▶ **Supplied text**
*-*-*
In order to satisfy this generation’s anti-Semites, Israel must meet standards that no other country in the world has ever met or ever will. At the United Nations Israel is condemned more often than all other countries combined. [Emphasis added here and below]
It is, of course, an imperfect democracy, like Canada and all other free countries, and its human rights record could certainly be improved. But its treatment of Palestinians has never been even remotely comparable to China’s oppression of Tibetans or Saudi Arabia’s treatment of women, two among many outrageous practices that apparently never trouble the students who direct their anger at Israel...."

2 comments:

  1. BDSers are not all consciously anti-Semetic. What they do appear to be, by and large, are sad sacks who wish to embellish their own status as holier-than-though righteous victims by signing onto the established #1 brand of righteous victims. That is why we see none of this fanaticism around the Tibetans' quest for independent from Communist China or picketing of the Iranian and Russian embassies and consulates for the epic four year long slaughter going on in Syria or the decimation of Christian communities, primarily in majority Muslim countries.
    Those causes just don't have the necessary cachet to attract the narcissistic and histrionic personality disordered types who flock to BDS.

    ReplyDelete
  2. I dare say some are unaware of the ultimate aims of BDS. Thanks for your comment.
*-*-*
▶ **Entries provided**
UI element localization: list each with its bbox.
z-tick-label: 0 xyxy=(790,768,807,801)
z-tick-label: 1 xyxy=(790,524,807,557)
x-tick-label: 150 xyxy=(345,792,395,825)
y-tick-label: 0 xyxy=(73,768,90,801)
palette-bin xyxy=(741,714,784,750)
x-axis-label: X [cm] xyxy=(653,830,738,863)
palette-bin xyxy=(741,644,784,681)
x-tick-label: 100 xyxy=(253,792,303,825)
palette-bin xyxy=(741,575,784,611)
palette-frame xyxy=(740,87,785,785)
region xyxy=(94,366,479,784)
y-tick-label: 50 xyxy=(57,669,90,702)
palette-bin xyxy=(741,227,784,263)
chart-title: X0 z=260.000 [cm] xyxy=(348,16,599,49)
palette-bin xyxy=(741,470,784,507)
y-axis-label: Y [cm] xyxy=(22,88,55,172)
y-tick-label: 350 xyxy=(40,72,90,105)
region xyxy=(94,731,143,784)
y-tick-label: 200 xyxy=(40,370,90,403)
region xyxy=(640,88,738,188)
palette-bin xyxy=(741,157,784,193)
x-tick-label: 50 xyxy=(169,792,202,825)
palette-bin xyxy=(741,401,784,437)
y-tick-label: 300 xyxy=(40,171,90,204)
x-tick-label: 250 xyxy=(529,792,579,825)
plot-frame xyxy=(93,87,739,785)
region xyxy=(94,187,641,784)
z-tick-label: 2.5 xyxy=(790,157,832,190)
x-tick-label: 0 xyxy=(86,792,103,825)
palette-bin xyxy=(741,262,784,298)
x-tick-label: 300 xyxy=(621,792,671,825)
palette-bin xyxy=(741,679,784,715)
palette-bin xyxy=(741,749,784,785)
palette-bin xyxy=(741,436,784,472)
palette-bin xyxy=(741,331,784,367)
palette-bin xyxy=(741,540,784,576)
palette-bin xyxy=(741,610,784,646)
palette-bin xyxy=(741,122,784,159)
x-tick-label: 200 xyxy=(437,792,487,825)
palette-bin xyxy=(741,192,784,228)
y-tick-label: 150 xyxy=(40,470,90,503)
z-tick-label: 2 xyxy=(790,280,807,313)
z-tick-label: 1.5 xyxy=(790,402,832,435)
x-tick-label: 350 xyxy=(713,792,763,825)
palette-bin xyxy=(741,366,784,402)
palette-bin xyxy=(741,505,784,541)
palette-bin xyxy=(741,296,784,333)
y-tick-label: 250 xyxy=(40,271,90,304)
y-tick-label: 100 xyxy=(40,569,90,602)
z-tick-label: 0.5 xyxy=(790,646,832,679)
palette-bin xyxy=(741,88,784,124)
*-*-*
▶ **Activity list**
1. Could you copy the passage on Israel word for word, everything from "1. BDSers are" down to "majority Muslim countries."?
2. Which countries does the passage on Israel name by their noun names? Leave out adjective forms such as "Iranian" or "Russian."

▶ **Answers**
1.
1. BDSers are not all consciously anti-Semetic. What they do appear to be, by and large, are sad sacks who wish to embellish their own status as holier-than-though righteous victims by signing onto the established #1 brand of righteous victims. That is why we see none of this fanaticism around the Tibetans' quest for independent from Communist China or picketing of the Iranian and Russian embassies and consulates for the epic four year long slaughter going on in Syria or the decimation of Christian communities, primarily in majority Muslim countries.

2. Israel, Canada, China, Saudi Arabia, Syria